** SECTION DE TEXTE **

>>>>

Petit Rouge

Pravda la survireuse - Guy Peellaert

08/04/2021

TAGS: peellaert, bd

Une ville... une rue... une moto... une fille...

Pravda est une motarde en gilet de cuir, amazone aux traits empruntés à Françoise Hardy, qui chevauche une moto-panthère-noire dans une cité dégénérée. Elle affronte un gang de jeunes motardes, emmenées par La Capone, qu'elle destitue pour en prendre la tête. Elle sème le chaos dans la ville avec elles.

Cette bande dessinée du plasticien belge Guy Peellaert est parue en épisodes dans Hara-Kiri en 1967. Elle choque immédiatement par son graphisme expérimental très audacieux, avec des couleurs très criardes, psychédéliques. Chose toute aussi frappante, des références immédiates et explicites à la pop culture, Coca-Cola pour l'objet de consommation ou Robert Mitchum comme idole (malmené ici il est vrai). Plus que cela, cette bande dessinée est une œuvre inspirée par le pop art, qui propose de nombreux clins-d'oeil aux peintures d'Andy Warhol (les canettes de soupe Campbell en particulier).

Le monde dans lequel Pravda évolue est donc une société de désir, de consommation et de violence. On y voit des voitures qui s'accumulent à la casse, des protagonistes qui cherchent tous à se rafraîchir en buvant du Coca-Cola. Tout dans cet univers moderne est prétexte à la bagarre, au choc, à l'affrontement. Les femmes y sont toutes plus qu'à-moitié dénudées, quand elles ne le sont pas complètement. Pravda arbore une ceinture en guise de jupe, et son gilet de cuir couvre difficilement ses seins tant il est petit. On suit des bandes de jeunes qui affrontent des policiers, des sudistes Américains, ou tout simplement d'autres bandes de jeunes. Le monde de Pravda est en mouvement permanent, et il n'appartient qu'aux jeunes, séduits par des formes, logos, bâtiments uniquement faits pour eux. On y voit par exemple "Young Girls Only" titré sur une porte de toilettes. Les personnes âgées ont d'ailleurs tous des traits de morts, limite squelettiques, et semblent très inertes en comparaison.

Pravda, c’est le chevalier à la quête du Graal. Elle va jusqu’au bout de la vérité en saccageant tout sur son passage: les « êtres-objets » ne trouvent guère plus de grâce à ses yeux que les machines. (extrait de l’introduction d'Henry Chapier).

<<<<

** LISTING FOURNI **

>>>>

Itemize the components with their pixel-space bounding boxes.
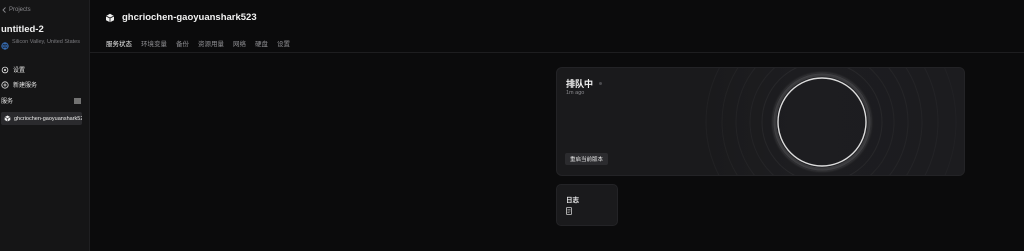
- project-title[interactable]: untitled-2: [1, 24, 44, 35]
- logs-card[interactable]: 日志: [556, 184, 618, 226]
- cube-icon: [105, 13, 115, 22]
- service-item-label: ghcriochen-gaoyuanshark523: [14, 115, 82, 122]
- tab-resource-usage[interactable]: 资源用量: [198, 38, 224, 48]
- sidebar-item-label: 设置: [13, 68, 26, 74]
- tab-disk[interactable]: 硬盘: [255, 38, 268, 48]
- back-to-projects-link[interactable]: Projects: [2, 7, 31, 13]
- region-label: Silicon Valley, United States: [12, 39, 80, 45]
- services-header: 服务: [1, 96, 81, 105]
- tab-bar: 服务状态 环境变量 备份 资源用量 网络 硬盘 设置: [106, 38, 290, 48]
- menu-icon[interactable]: [74, 98, 81, 104]
- chevron-left-icon: [2, 7, 6, 13]
- tab-backups[interactable]: 备份: [176, 38, 189, 48]
- status-timestamp: 1m ago: [566, 90, 585, 96]
- deployment-status-card: 排队中 1m ago 重启当前版本: [556, 67, 965, 176]
- gear-icon: [1, 66, 9, 73]
- queue-ring-graphic: [704, 68, 964, 175]
- globe-icon: [1, 42, 9, 50]
- status-label: 排队中: [566, 79, 594, 89]
- service-header: ghcriochen-gaoyuanshark523 服务状态 环境变量 备份 …: [90, 0, 1024, 53]
- tab-network[interactable]: 网络: [233, 38, 246, 48]
- document-icon[interactable]: [566, 207, 572, 215]
- tab-service-status[interactable]: 服务状态: [106, 38, 132, 48]
- services-header-label: 服务: [1, 99, 14, 105]
- sidebar: Projects untitled-2 Silicon Valley, Unit…: [0, 0, 90, 251]
- plus-circle-icon: [1, 80, 9, 89]
- main-panel: ghcriochen-gaoyuanshark523 服务状态 环境变量 备份 …: [90, 0, 1024, 251]
- sidebar-item-new-service[interactable]: 新建服务: [1, 80, 37, 89]
- tab-env-vars[interactable]: 环境变量: [141, 38, 167, 48]
- sidebar-item-service[interactable]: ghcriochen-gaoyuanshark523: [1, 112, 82, 125]
- status-title: 排队中: [566, 77, 603, 90]
- service-title: ghcriochen-gaoyuanshark523: [105, 12, 257, 23]
- service-title-label: ghcriochen-gaoyuanshark523: [122, 12, 257, 23]
- cube-icon: [4, 115, 11, 122]
- status-dot-icon: [599, 82, 603, 85]
- sidebar-item-settings[interactable]: 设置: [1, 65, 25, 74]
- sidebar-item-label: 新建服务: [13, 83, 38, 89]
- region-info: Silicon Valley, United States: [1, 39, 87, 50]
- redeploy-button[interactable]: 重启当前版本: [565, 153, 609, 165]
- tab-settings[interactable]: 设置: [277, 38, 290, 48]
- back-label: Projects: [9, 7, 31, 13]
- logs-title: 日志: [566, 197, 579, 204]
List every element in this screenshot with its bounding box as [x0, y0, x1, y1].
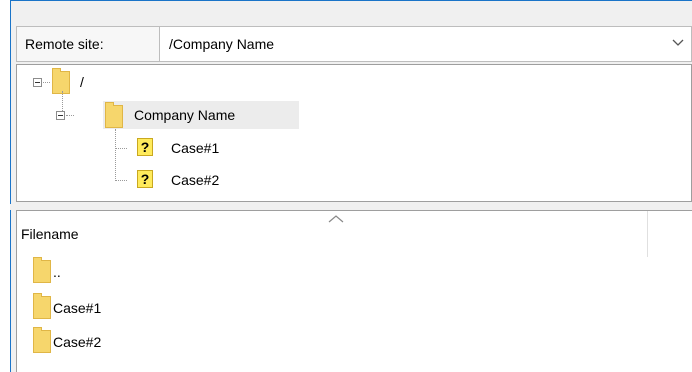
folder-icon	[33, 293, 51, 319]
remote-site-bar: Remote site: /Company Name	[16, 26, 692, 62]
file-name: Case#1	[53, 300, 102, 316]
list-item[interactable]: ..	[33, 257, 233, 287]
tree-node-case2[interactable]: ? Case#2	[115, 167, 265, 193]
file-name: ..	[53, 264, 61, 280]
tree-node-label: Company Name	[134, 107, 236, 123]
sort-ascending-icon[interactable]	[327, 214, 345, 224]
tree-connector	[115, 180, 127, 182]
list-item[interactable]: Case#1	[33, 293, 233, 323]
tree-connector	[66, 115, 74, 117]
tree-node-label: /	[80, 74, 84, 90]
tree-connector	[115, 148, 127, 150]
chevron-down-icon[interactable]	[671, 35, 685, 49]
collapse-icon[interactable]	[56, 111, 65, 120]
tree-node-label: Case#1	[171, 140, 220, 156]
tree-node-company-name[interactable]: Company Name	[56, 102, 306, 128]
folder-icon	[52, 68, 70, 94]
folder-icon	[33, 327, 51, 353]
tree-connector	[43, 82, 50, 84]
remote-directory-tree[interactable]: / Company Name ? Case#1 ? Case#2	[16, 64, 692, 202]
folder-icon	[105, 102, 123, 128]
collapse-icon[interactable]	[33, 78, 42, 87]
tree-node-case1[interactable]: ? Case#1	[115, 135, 265, 161]
tree-node-label: Case#2	[171, 172, 220, 188]
list-item[interactable]: Case#2	[33, 327, 233, 357]
remote-site-path-input[interactable]: /Company Name	[169, 27, 274, 61]
unknown-folder-icon: ?	[137, 170, 153, 188]
remote-file-list[interactable]: Filename .. Case#1 Case#2	[16, 210, 692, 372]
remote-site-label: Remote site:	[17, 27, 160, 61]
file-name: Case#2	[53, 334, 102, 350]
unknown-folder-icon: ?	[137, 138, 153, 156]
folder-icon	[33, 257, 51, 283]
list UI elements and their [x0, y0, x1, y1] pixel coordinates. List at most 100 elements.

<<<<

** CONSIGNES **
a: Selon l'article sur Pravda la survireuse, dans quel journal et en quelle année la bande dessinée a-t-elle paru en épisodes ?
b: Rédigez la suite de l'article sur Pravda la survireuse à partir de sa dernière phrase.

** RÉPONSES ATTENDUES **
a: Elle a paru dans Hara-Kiri en 1967.

b:
Rappelons que Pravda signifie vérité en russe. Les bandes présentées dans l'ouvrage sont en effet composées de clones. Peellaert nous dessine des tribus dont les membres sont tous identiques aux autres. Seuls Pravda et Beau semblent uniques et dotés de personnalité. Ils donnent le ton, dictent les ordres et la ligne de conduite. Cette toute puissance de l'idole charismatique est à bien des égards très clairvoyante et effrayante à la fois. Ce qui m'amène à Pasolini et le fascisme de la société de consommation, bien évidemment.

GOURDE: Elles t'aiment déjà Pravda. Elles veulent que tu remplaces La Capone ! PRAVDA: Bande de chèvres, toujours besoin d'un mec. Pravda est libre. Pravda est seule.

Mais s'agit-il d'une oeuvre si critique que cela ? Elle l'est, résolument, mais il y aussi une fascination manifeste de Peellaert qui la rend très ambivalente. Pourquoi Pravda est-elle aussi sexy, voire limite complètement à poil ? Elle apparaît comme le symbole d’une révolution sexuelle. Peellaert avait-il imaginé qu'il pouvait s'agir d’une contribution à l’élaboration d’un monde toujours plus pornographique ?

Reste que cette œuvre propose un graphisme et un contenu exceptionnel. Il y a chez Peellaert un dynamisme dans le trait, un sens du mouvement. Rien, sauf l'ancien monde n’est statique chez lui. Pravda est une bande dessinée qui dépeint un monde qui bouge en permanence, qui ne laisse aucun répit. A la fois ludique car pop, elle n'en reste pas moins une formidable source d'interrogations, de questionnements sur la société dans laquelle on évolue. Mais la bande dessinée n'est-elle pas la forme d'expression la plus moderne pour aborder ce sujet ?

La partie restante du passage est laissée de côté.